Print all of the data exactly.

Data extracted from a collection

============

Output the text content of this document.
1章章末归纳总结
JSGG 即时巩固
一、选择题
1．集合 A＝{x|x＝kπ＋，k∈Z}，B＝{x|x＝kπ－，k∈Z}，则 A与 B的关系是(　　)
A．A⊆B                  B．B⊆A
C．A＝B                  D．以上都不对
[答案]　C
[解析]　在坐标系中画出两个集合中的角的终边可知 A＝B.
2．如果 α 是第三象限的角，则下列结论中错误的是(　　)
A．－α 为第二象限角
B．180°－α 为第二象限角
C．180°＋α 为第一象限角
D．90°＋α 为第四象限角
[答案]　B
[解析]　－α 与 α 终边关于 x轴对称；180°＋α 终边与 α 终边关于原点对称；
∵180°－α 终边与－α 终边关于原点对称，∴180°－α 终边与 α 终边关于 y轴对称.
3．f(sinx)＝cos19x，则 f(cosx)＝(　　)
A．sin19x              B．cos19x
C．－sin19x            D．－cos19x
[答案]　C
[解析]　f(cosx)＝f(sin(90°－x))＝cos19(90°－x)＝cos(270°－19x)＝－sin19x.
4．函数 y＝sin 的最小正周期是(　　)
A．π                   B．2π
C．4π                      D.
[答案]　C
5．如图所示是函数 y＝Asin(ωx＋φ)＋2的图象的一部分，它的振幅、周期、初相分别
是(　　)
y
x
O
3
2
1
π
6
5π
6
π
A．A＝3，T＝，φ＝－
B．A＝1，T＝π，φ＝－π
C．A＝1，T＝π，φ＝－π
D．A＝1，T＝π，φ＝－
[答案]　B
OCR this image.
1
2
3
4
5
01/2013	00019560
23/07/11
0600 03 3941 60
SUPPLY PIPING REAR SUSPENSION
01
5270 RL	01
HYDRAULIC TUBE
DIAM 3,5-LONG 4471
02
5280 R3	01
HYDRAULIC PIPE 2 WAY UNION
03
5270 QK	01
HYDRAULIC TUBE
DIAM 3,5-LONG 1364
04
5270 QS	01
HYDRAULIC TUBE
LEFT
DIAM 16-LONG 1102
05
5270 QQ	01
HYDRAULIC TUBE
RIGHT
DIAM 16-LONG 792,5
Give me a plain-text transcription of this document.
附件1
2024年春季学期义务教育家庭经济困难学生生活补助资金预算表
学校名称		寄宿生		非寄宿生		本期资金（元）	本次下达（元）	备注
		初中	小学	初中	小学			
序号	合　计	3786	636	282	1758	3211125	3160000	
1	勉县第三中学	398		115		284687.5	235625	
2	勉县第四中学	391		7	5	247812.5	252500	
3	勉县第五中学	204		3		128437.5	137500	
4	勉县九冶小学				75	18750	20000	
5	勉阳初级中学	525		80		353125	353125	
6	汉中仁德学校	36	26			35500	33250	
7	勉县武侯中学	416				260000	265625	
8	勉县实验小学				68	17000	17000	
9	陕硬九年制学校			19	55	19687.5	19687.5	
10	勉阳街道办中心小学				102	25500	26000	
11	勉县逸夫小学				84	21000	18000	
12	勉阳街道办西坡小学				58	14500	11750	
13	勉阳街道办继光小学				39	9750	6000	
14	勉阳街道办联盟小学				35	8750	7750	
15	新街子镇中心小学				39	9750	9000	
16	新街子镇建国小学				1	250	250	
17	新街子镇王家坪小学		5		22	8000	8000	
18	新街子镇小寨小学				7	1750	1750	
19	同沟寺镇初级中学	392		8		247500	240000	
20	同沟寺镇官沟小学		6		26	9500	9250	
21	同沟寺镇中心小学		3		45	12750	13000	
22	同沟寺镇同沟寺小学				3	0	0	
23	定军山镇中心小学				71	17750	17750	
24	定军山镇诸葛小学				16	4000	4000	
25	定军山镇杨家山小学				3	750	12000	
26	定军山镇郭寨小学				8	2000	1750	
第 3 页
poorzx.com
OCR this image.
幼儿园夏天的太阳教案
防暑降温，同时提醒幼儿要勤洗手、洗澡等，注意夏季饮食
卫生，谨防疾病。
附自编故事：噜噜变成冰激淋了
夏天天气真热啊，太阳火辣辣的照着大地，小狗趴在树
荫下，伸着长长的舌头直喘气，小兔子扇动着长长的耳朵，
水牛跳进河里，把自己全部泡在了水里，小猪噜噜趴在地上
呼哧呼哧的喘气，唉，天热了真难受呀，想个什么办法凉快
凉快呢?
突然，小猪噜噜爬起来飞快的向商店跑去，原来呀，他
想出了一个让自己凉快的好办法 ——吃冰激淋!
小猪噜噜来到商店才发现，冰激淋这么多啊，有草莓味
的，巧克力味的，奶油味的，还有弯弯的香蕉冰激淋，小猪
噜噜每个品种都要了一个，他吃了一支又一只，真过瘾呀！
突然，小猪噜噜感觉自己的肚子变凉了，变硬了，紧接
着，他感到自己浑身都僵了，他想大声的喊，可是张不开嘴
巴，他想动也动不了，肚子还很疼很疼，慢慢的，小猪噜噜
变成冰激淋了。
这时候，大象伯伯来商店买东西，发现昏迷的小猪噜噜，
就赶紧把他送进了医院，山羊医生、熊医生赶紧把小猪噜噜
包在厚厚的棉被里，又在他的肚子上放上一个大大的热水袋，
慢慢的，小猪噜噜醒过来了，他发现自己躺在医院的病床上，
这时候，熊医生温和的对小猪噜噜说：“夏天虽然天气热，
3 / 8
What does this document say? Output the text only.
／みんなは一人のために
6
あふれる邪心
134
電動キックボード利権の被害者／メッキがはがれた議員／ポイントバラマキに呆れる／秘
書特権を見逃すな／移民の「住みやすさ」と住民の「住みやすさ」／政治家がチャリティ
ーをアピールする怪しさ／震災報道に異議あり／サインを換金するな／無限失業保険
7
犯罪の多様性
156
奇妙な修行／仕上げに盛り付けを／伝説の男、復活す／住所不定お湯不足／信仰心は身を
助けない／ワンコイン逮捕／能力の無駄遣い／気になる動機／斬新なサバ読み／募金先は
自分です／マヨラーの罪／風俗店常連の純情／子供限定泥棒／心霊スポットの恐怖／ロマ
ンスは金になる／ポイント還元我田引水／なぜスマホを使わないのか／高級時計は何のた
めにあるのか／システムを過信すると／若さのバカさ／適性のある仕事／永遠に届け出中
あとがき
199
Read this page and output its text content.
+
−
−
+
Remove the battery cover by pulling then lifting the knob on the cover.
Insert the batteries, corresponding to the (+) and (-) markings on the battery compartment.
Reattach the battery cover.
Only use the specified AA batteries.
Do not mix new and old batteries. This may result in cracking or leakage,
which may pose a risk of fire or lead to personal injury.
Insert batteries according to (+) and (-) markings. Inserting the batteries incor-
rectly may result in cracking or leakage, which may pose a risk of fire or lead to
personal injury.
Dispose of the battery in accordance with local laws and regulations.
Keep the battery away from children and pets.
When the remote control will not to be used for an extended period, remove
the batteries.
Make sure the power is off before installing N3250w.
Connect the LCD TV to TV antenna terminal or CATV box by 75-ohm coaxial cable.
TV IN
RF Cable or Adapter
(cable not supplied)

============

→ The answer:
Output the text content of this document.
1章章末归纳总结
JSGG 即时巩固
一、选择题
1．集合 A＝{x|x＝kπ＋，k∈Z}，B＝{x|x＝kπ－，k∈Z}，则 A与 B的关系是(　　)
A．A⊆B                  B．B⊆A
C．A＝B                  D．以上都不对
[答案]　C
[解析]　在坐标系中画出两个集合中的角的终边可知 A＝B.
2．如果 α 是第三象限的角，则下列结论中错误的是(　　)
A．－α 为第二象限角
B．180°－α 为第二象限角
C．180°＋α 为第一象限角
D．90°＋α 为第四象限角
[答案]　B
[解析]　－α 与 α 终边关于 x轴对称；180°＋α 终边与 α 终边关于原点对称；
∵180°－α 终边与－α 终边关于原点对称，∴180°－α 终边与 α 终边关于 y轴对称.
3．f(sinx)＝cos19x，则 f(cosx)＝(　　)
A．sin19x              B．cos19x
C．－sin19x            D．－cos19x
[答案]　C
[解析]　f(cosx)＝f(sin(90°－x))＝cos19(90°－x)＝cos(270°－19x)＝－sin19x.
4．函数 y＝sin 的最小正周期是(　　)
A．π                   B．2π
C．4π                      D.
[答案]　C
5．如图所示是函数 y＝Asin(ωx＋φ)＋2的图象的一部分，它的振幅、周期、初相分别
是(　　)
y
x
O
3
2
1
π
6
5π
6
π
A．A＝3，T＝，φ＝－
B．A＝1，T＝π，φ＝－π
C．A＝1，T＝π，φ＝－π
D．A＝1，T＝π，φ＝－
[答案]　B
OCR this image.
1
2
3
4
5
01/2013	00019560
23/07/11
0600 03 3941 60
SUPPLY PIPING REAR SUSPENSION
01
5270 RL	01
HYDRAULIC TUBE
DIAM 3,5-LONG 4471
02
5280 R3	01
HYDRAULIC PIPE 2 WAY UNION
03
5270 QK	01
HYDRAULIC TUBE
DIAM 3,5-LONG 1364
04
5270 QS	01
HYDRAULIC TUBE
LEFT
DIAM 16-LONG 1102
05
5270 QQ	01
HYDRAULIC TUBE
RIGHT
DIAM 16-LONG 792,5
Give me a plain-text transcription of this document.
附件1
2024年春季学期义务教育家庭经济困难学生生活补助资金预算表
学校名称		寄宿生		非寄宿生		本期资金（元）	本次下达（元）	备注
		初中	小学	初中	小学			
序号	合　计	3786	636	282	1758	3211125	3160000	
1	勉县第三中学	398		115		284687.5	235625	
2	勉县第四中学	391		7	5	247812.5	252500	
3	勉县第五中学	204		3		128437.5	137500	
4	勉县九冶小学				75	18750	20000	
5	勉阳初级中学	525		80		353125	353125	
6	汉中仁德学校	36	26			35500	33250	
7	勉县武侯中学	416				260000	265625	
8	勉县实验小学				68	17000	17000	
9	陕硬九年制学校			19	55	19687.5	19687.5	
10	勉阳街道办中心小学				102	25500	26000	
11	勉县逸夫小学				84	21000	18000	
12	勉阳街道办西坡小学				58	14500	11750	
13	勉阳街道办继光小学				39	9750	6000	
14	勉阳街道办联盟小学				35	8750	7750	
15	新街子镇中心小学				39	9750	9000	
16	新街子镇建国小学				1	250	250	
17	新街子镇王家坪小学		5		22	8000	8000	
18	新街子镇小寨小学				7	1750	1750	
19	同沟寺镇初级中学	392		8		247500	240000	
20	同沟寺镇官沟小学		6		26	9500	9250	
21	同沟寺镇中心小学		3		45	12750	13000	
22	同沟寺镇同沟寺小学				3	0	0	
23	定军山镇中心小学				71	17750	17750	
24	定军山镇诸葛小学				16	4000	4000	
25	定军山镇杨家山小学				3	750	12000	
26	定军山镇郭寨小学				8	2000	1750	
第 3 页
poorzx.com
OCR this image.
幼儿园夏天的太阳教案
防暑降温，同时提醒幼儿要勤洗手、洗澡等，注意夏季饮食
卫生，谨防疾病。
附自编故事：噜噜变成冰激淋了
夏天天气真热啊，太阳火辣辣的照着大地，小狗趴在树
荫下，伸着长长的舌头直喘气，小兔子扇动着长长的耳朵，
水牛跳进河里，把自己全部泡在了水里，小猪噜噜趴在地上
呼哧呼哧的喘气，唉，天热了真难受呀，想个什么办法凉快
凉快呢?
突然，小猪噜噜爬起来飞快的向商店跑去，原来呀，他
想出了一个让自己凉快的好办法 ——吃冰激淋!
小猪噜噜来到商店才发现，冰激淋这么多啊，有草莓味
的，巧克力味的，奶油味的，还有弯弯的香蕉冰激淋，小猪
噜噜每个品种都要了一个，他吃了一支又一只，真过瘾呀！
突然，小猪噜噜感觉自己的肚子变凉了，变硬了，紧接
着，他感到自己浑身都僵了，他想大声的喊，可是张不开嘴
巴，他想动也动不了，肚子还很疼很疼，慢慢的，小猪噜噜
变成冰激淋了。
这时候，大象伯伯来商店买东西，发现昏迷的小猪噜噜，
就赶紧把他送进了医院，山羊医生、熊医生赶紧把小猪噜噜
包在厚厚的棉被里，又在他的肚子上放上一个大大的热水袋，
慢慢的，小猪噜噜醒过来了，他发现自己躺在医院的病床上，
这时候，熊医生温和的对小猪噜噜说：“夏天虽然天气热，
3 / 8
What does this document say? Output the text only.
／みんなは一人のために
6
あふれる邪心
134
電動キックボード利権の被害者／メッキがはがれた議員／ポイントバラマキに呆れる／秘
書特権を見逃すな／移民の「住みやすさ」と住民の「住みやすさ」／政治家がチャリティ
ーをアピールする怪しさ／震災報道に異議あり／サインを換金するな／無限失業保険
7
犯罪の多様性
156
奇妙な修行／仕上げに盛り付けを／伝説の男、復活す／住所不定お湯不足／信仰心は身を
助けない／ワンコイン逮捕／能力の無駄遣い／気になる動機／斬新なサバ読み／募金先は
自分です／マヨラーの罪／風俗店常連の純情／子供限定泥棒／心霊スポットの恐怖／ロマ
ンスは金になる／ポイント還元我田引水／なぜスマホを使わないのか／高級時計は何のた
めにあるのか／システムを過信すると／若さのバカさ／適性のある仕事／永遠に届け出中
あとがき
199
Read this page and output its text content.
+
−
−
+
Remove the battery cover by pulling then lifting the knob on the cover.
Insert the batteries, corresponding to the (+) and (-) markings on the battery compartment.
Reattach the battery cover.
Only use the specified AA batteries.
Do not mix new and old batteries. This may result in cracking or leakage,
which may pose a risk of fire or lead to personal injury.
Insert batteries according to (+) and (-) markings. Inserting the batteries incor-
rectly may result in cracking or leakage, which may pose a risk of fire or lead to
personal injury.
Dispose of the battery in accordance with local laws and regulations.
Keep the battery away from children and pets.
When the remote control will not to be used for an extended period, remove
the batteries.
Make sure the power is off before installing N3250w.
Connect the LCD TV to TV antenna terminal or CATV box by 75-ohm coaxial cable.
TV IN
RF Cable or Adapter
(cable not supplied)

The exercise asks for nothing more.